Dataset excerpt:
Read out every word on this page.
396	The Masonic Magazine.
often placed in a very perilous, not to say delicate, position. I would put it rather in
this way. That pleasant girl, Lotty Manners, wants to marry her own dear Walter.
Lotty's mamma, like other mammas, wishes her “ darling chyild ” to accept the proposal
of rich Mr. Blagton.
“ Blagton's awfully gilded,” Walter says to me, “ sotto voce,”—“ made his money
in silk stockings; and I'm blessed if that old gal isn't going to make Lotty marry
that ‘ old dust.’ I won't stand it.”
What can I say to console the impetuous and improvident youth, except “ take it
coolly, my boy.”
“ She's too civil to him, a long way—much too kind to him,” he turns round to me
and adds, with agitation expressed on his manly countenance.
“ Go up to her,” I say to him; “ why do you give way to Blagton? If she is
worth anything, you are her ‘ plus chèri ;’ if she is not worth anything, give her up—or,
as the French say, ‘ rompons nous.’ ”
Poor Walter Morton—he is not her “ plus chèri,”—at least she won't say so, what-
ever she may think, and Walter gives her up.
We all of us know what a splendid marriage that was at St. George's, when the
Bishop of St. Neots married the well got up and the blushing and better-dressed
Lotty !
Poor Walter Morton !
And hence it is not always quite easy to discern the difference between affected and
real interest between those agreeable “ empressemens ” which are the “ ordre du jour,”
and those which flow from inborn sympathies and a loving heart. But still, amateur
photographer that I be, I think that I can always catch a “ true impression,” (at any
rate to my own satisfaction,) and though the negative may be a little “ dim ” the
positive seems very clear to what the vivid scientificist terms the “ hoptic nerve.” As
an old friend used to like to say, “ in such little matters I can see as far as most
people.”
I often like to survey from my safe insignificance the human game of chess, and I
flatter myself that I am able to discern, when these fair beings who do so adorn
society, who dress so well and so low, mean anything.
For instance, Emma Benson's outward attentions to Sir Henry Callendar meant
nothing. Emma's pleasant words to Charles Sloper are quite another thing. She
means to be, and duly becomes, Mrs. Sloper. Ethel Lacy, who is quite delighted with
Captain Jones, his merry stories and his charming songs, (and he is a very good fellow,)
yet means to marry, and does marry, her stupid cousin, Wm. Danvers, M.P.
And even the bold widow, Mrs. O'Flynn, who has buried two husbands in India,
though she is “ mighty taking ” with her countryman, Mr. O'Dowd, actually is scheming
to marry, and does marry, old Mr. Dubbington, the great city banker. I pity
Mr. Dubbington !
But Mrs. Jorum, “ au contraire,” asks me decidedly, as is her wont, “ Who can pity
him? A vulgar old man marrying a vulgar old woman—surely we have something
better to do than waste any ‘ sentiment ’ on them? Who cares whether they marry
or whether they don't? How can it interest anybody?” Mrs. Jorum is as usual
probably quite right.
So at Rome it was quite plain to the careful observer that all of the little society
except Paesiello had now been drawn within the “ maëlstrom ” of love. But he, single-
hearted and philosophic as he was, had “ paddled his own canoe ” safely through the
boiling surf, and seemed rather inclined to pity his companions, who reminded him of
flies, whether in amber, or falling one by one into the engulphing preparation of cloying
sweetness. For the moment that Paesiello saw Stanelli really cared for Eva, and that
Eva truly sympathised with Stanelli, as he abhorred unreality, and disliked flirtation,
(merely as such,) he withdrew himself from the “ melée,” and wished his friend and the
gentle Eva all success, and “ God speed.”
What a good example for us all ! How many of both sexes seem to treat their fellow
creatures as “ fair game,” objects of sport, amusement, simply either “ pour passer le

● Exercise objective
From the records above, extract every entry verbatim.

● Full solution
Read out every word on this page.
396	The Masonic Magazine.
often placed in a very perilous, not to say delicate, position. I would put it rather in
this way. That pleasant girl, Lotty Manners, wants to marry her own dear Walter.
Lotty's mamma, like other mammas, wishes her “ darling chyild ” to accept the proposal
of rich Mr. Blagton.
“ Blagton's awfully gilded,” Walter says to me, “ sotto voce,”—“ made his money
in silk stockings; and I'm blessed if that old gal isn't going to make Lotty marry
that ‘ old dust.’ I won't stand it.”
What can I say to console the impetuous and improvident youth, except “ take it
coolly, my boy.”
“ She's too civil to him, a long way—much too kind to him,” he turns round to me
and adds, with agitation expressed on his manly countenance.
“ Go up to her,” I say to him; “ why do you give way to Blagton? If she is
worth anything, you are her ‘ plus chèri ;’ if she is not worth anything, give her up—or,
as the French say, ‘ rompons nous.’ ”
Poor Walter Morton—he is not her “ plus chèri,”—at least she won't say so, what-
ever she may think, and Walter gives her up.
We all of us know what a splendid marriage that was at St. George's, when the
Bishop of St. Neots married the well got up and the blushing and better-dressed
Lotty !
Poor Walter Morton !
And hence it is not always quite easy to discern the difference between affected and
real interest between those agreeable “ empressemens ” which are the “ ordre du jour,”
and those which flow from inborn sympathies and a loving heart. But still, amateur
photographer that I be, I think that I can always catch a “ true impression,” (at any
rate to my own satisfaction,) and though the negative may be a little “ dim ” the
positive seems very clear to what the vivid scientificist terms the “ hoptic nerve.” As
an old friend used to like to say, “ in such little matters I can see as far as most
people.”
I often like to survey from my safe insignificance the human game of chess, and I
flatter myself that I am able to discern, when these fair beings who do so adorn
society, who dress so well and so low, mean anything.
For instance, Emma Benson's outward attentions to Sir Henry Callendar meant
nothing. Emma's pleasant words to Charles Sloper are quite another thing. She
means to be, and duly becomes, Mrs. Sloper. Ethel Lacy, who is quite delighted with
Captain Jones, his merry stories and his charming songs, (and he is a very good fellow,)
yet means to marry, and does marry, her stupid cousin, Wm. Danvers, M.P.
And even the bold widow, Mrs. O'Flynn, who has buried two husbands in India,
though she is “ mighty taking ” with her countryman, Mr. O'Dowd, actually is scheming
to marry, and does marry, old Mr. Dubbington, the great city banker. I pity
Mr. Dubbington !
But Mrs. Jorum, “ au contraire,” asks me decidedly, as is her wont, “ Who can pity
him? A vulgar old man marrying a vulgar old woman—surely we have something
better to do than waste any ‘ sentiment ’ on them? Who cares whether they marry
or whether they don't? How can it interest anybody?” Mrs. Jorum is as usual
probably quite right.
So at Rome it was quite plain to the careful observer that all of the little society
except Paesiello had now been drawn within the “ maëlstrom ” of love. But he, single-
hearted and philosophic as he was, had “ paddled his own canoe ” safely through the
boiling surf, and seemed rather inclined to pity his companions, who reminded him of
flies, whether in amber, or falling one by one into the engulphing preparation of cloying
sweetness. For the moment that Paesiello saw Stanelli really cared for Eva, and that
Eva truly sympathised with Stanelli, as he abhorred unreality, and disliked flirtation,
(merely as such,) he withdrew himself from the “ melée,” and wished his friend and the
gentle Eva all success, and “ God speed.”
What a good example for us all ! How many of both sexes seem to treat their fellow
creatures as “ fair game,” objects of sport, amusement, simply either “ pour passer le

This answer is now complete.